● **CHALLENGE**: Your task is to print all of the data word for word.

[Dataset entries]
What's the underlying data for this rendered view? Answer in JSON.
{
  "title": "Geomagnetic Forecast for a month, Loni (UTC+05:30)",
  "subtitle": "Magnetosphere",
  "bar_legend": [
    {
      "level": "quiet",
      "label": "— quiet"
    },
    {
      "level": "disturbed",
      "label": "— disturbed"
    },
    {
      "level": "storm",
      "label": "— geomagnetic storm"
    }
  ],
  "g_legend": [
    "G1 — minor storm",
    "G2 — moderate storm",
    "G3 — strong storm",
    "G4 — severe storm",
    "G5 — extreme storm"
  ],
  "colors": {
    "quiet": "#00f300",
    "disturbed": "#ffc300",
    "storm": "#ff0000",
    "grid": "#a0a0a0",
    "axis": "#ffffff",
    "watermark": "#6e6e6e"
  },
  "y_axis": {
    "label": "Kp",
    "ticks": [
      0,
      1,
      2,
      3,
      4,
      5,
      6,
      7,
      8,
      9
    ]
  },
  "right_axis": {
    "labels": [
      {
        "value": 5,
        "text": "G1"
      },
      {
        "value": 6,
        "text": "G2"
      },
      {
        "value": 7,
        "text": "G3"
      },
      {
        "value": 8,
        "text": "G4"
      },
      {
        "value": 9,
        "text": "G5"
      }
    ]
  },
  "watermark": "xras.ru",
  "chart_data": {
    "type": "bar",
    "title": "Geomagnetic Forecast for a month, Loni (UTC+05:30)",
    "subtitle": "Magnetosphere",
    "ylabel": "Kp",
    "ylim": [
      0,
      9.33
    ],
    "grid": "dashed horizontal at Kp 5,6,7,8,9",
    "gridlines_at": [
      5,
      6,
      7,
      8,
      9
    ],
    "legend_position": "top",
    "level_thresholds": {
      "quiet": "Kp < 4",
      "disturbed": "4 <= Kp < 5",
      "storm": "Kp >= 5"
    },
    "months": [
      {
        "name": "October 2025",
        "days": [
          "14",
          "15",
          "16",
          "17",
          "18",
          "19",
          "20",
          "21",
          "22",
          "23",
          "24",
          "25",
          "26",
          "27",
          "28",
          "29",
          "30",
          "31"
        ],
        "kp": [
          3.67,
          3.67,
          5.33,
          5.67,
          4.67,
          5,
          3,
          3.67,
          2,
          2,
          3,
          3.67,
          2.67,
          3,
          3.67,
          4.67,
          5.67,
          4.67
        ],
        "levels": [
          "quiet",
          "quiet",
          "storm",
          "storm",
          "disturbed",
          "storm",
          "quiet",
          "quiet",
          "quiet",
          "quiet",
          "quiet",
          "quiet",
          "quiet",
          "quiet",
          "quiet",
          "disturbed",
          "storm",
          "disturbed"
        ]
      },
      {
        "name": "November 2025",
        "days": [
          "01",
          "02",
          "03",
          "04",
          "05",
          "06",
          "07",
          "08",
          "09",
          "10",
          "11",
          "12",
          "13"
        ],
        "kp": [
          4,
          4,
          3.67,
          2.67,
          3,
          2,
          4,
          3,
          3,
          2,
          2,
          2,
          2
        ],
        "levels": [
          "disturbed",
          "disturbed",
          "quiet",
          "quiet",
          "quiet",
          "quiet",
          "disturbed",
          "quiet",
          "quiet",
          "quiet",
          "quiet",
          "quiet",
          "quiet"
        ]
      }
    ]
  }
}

● **THE RESULT**:
What's the underlying data for this rendered view? Answer in JSON.
{
  "title": "Geomagnetic Forecast for a month, Loni (UTC+05:30)",
  "subtitle": "Magnetosphere",
  "bar_legend": [
    {
      "level": "quiet",
      "label": "— quiet"
    },
    {
      "level": "disturbed",
      "label": "— disturbed"
    },
    {
      "level": "storm",
      "label": "— geomagnetic storm"
    }
  ],
  "g_legend": [
    "G1 — minor storm",
    "G2 — moderate storm",
    "G3 — strong storm",
    "G4 — severe storm",
    "G5 — extreme storm"
  ],
  "colors": {
    "quiet": "#00f300",
    "disturbed": "#ffc300",
    "storm": "#ff0000",
    "grid": "#a0a0a0",
    "axis": "#ffffff",
    "watermark": "#6e6e6e"
  },
  "y_axis": {
    "label": "Kp",
    "ticks": [
      0,
      1,
      2,
      3,
      4,
      5,
      6,
      7,
      8,
      9
    ]
  },
  "right_axis": {
    "labels": [
      {
        "value": 5,
        "text": "G1"
      },
      {
        "value": 6,
        "text": "G2"
      },
      {
        "value": 7,
        "text": "G3"
      },
      {
        "value": 8,
        "text": "G4"
      },
      {
        "value": 9,
        "text": "G5"
      }
    ]
  },
  "watermark": "xras.ru",
  "chart_data": {
    "type": "bar",
    "title": "Geomagnetic Forecast for a month, Loni (UTC+05:30)",
    "subtitle": "Magnetosphere",
    "ylabel": "Kp",
    "ylim": [
      0,
      9.33
    ],
    "grid": "dashed horizontal at Kp 5,6,7,8,9",
    "gridlines_at": [
      5,
      6,
      7,
      8,
      9
    ],
    "legend_position": "top",
    "level_thresholds": {
      "quiet": "Kp < 4",
      "disturbed": "4 <= Kp < 5",
      "storm": "Kp >= 5"
    },
    "months": [
      {
        "name": "October 2025",
        "days": [
          "14",
          "15",
          "16",
          "17",
          "18",
          "19",
          "20",
          "21",
          "22",
          "23",
          "24",
          "25",
          "26",
          "27",
          "28",
          "29",
          "30",
          "31"
        ],
        "kp": [
          3.67,
          3.67,
          5.33,
          5.67,
          4.67,
          5,
          3,
          3.67,
          2,
          2,
          3,
          3.67,
          2.67,
          3,
          3.67,
          4.67,
          5.67,
          4.67
        ],
        "levels": [
          "quiet",
          "quiet",
          "storm",
          "storm",
          "disturbed",
          "storm",
          "quiet",
          "quiet",
          "quiet",
          "quiet",
          "quiet",
          "quiet",
          "quiet",
          "quiet",
          "quiet",
          "disturbed",
          "storm",
          "disturbed"
        ]
      },
      {
        "name": "November 2025",
        "days": [
          "01",
          "02",
          "03",
          "04",
          "05",
          "06",
          "07",
          "08",
          "09",
          "10",
          "11",
          "12",
          "13"
        ],
        "kp": [
          4,
          4,
          3.67,
          2.67,
          3,
          2,
          4,
          3,
          3,
          2,
          2,
          2,
          2
        ],
        "levels": [
          "disturbed",
          "disturbed",
          "quiet",
          "quiet",
          "quiet",
          "quiet",
          "disturbed",
          "quiet",
          "quiet",
          "quiet",
          "quiet",
          "quiet",
          "quiet"
        ]
      }
    ]
  }
}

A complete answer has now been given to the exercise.